From the records below, extract all the text exactly and leave the images behind.
+--
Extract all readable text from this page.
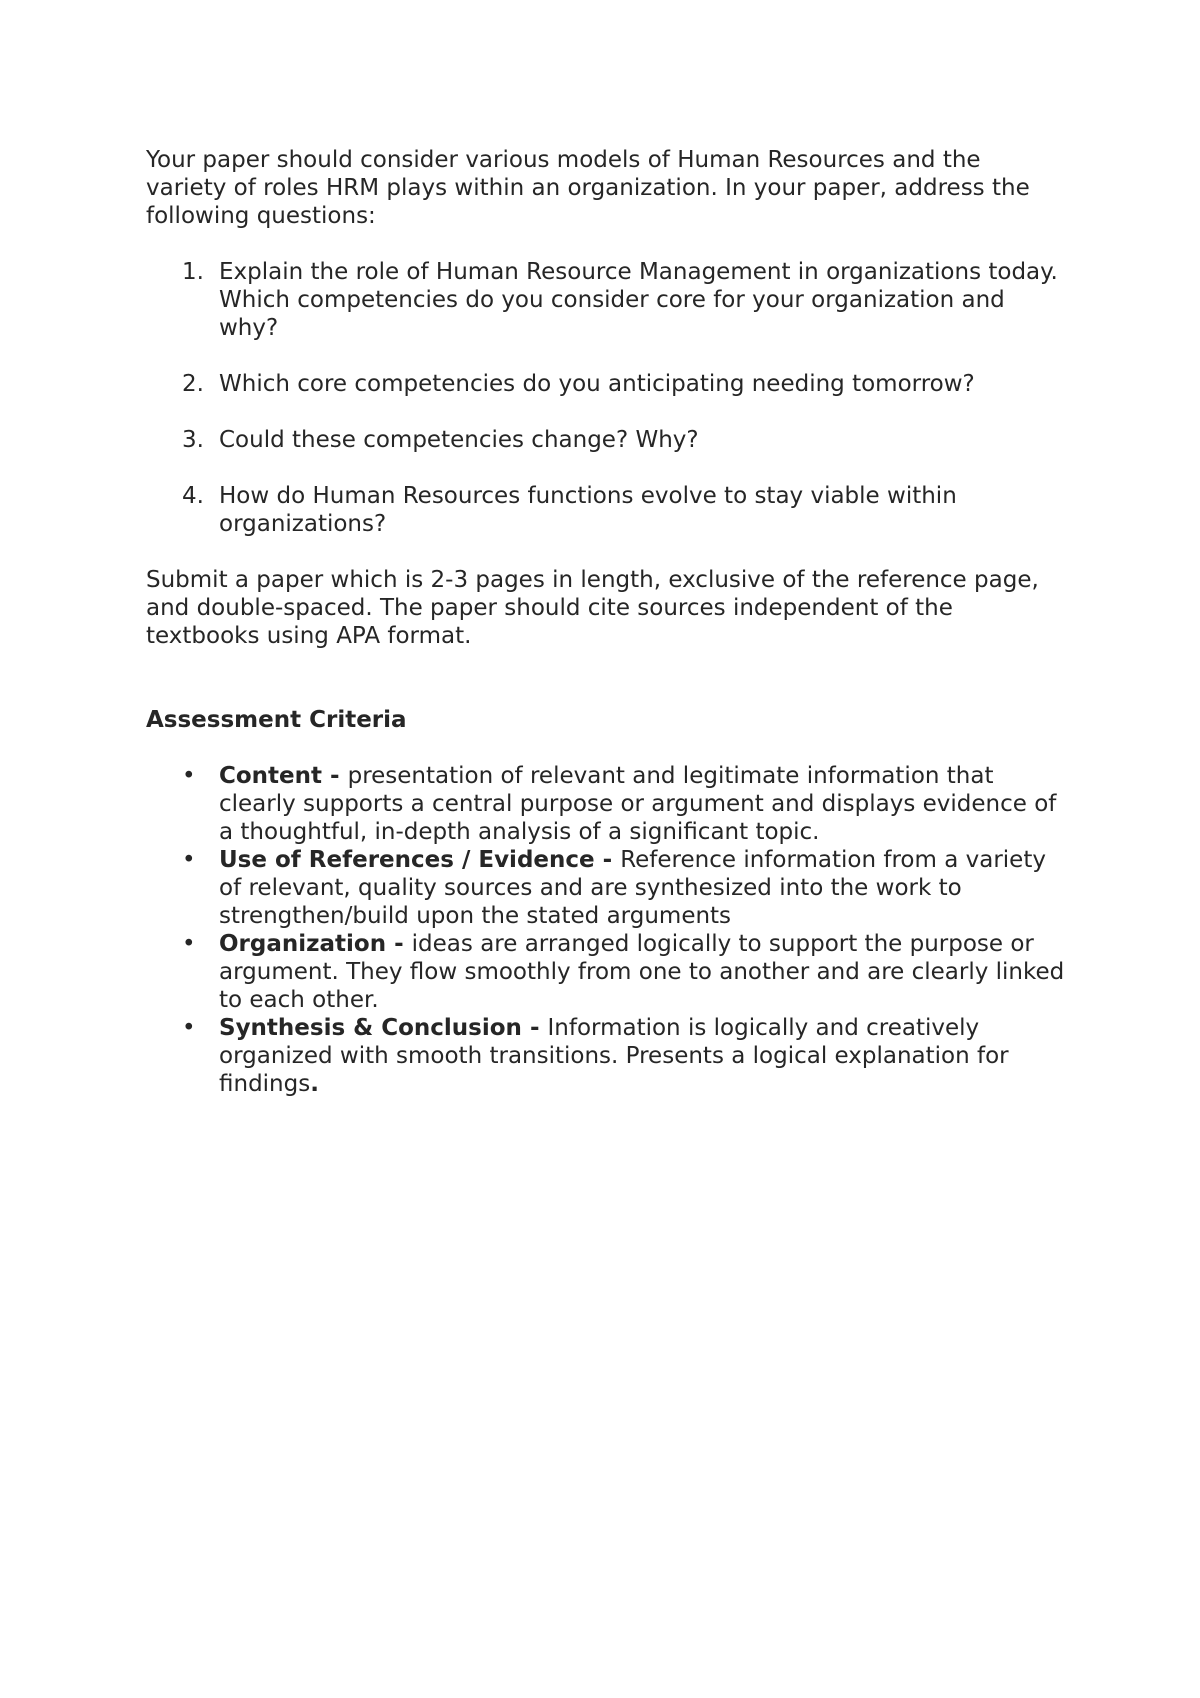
Your paper should consider various models of Human Resources and the variety of roles HRM plays within an organization. In your paper, address the following questions:

1. Explain the role of Human Resource Management in organizations today. Which competencies do you consider core for your organization and why?
2. Which core competencies do you anticipating needing tomorrow?
3. Could these competencies change? Why?
4. How do Human Resources functions evolve to stay viable within organizations?

Submit a paper which is 2-3 pages in length, exclusive of the reference page, and double-spaced. The paper should cite sources independent of the textbooks using APA format.

Assessment Criteria

• Content - presentation of relevant and legitimate information that clearly supports a central purpose or argument and displays evidence of a thoughtful, in-depth analysis of a significant topic.
• Use of References / Evidence - Reference information from a variety of relevant, quality sources and are synthesized into the work to strengthen/build upon the stated arguments
• Organization - ideas are arranged logically to support the purpose or argument. They flow smoothly from one to another and are clearly linked to each other.
• Synthesis & Conclusion - Information is logically and creatively organized with smooth transitions. Presents a logical explanation for findings.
+--
### Solution for this exercise
Extract all readable text from this page.
Your paper should consider various models of Human Resources and the variety of roles HRM plays within an organization. In your paper, address the following questions:

1. Explain the role of Human Resource Management in organizations today. Which competencies do you consider core for your organization and why?
2. Which core competencies do you anticipating needing tomorrow?
3. Could these competencies change? Why?
4. How do Human Resources functions evolve to stay viable within organizations?

Submit a paper which is 2-3 pages in length, exclusive of the reference page, and double-spaced. The paper should cite sources independent of the textbooks using APA format.

Assessment Criteria

• Content - presentation of relevant and legitimate information that clearly supports a central purpose or argument and displays evidence of a thoughtful, in-depth analysis of a significant topic.
• Use of References / Evidence - Reference information from a variety of relevant, quality sources and are synthesized into the work to strengthen/build upon the stated arguments
• Organization - ideas are arranged logically to support the purpose or argument. They flow smoothly from one to another and are clearly linked to each other.
• Synthesis & Conclusion - Information is logically and creatively organized with smooth transitions. Presents a logical explanation for findings.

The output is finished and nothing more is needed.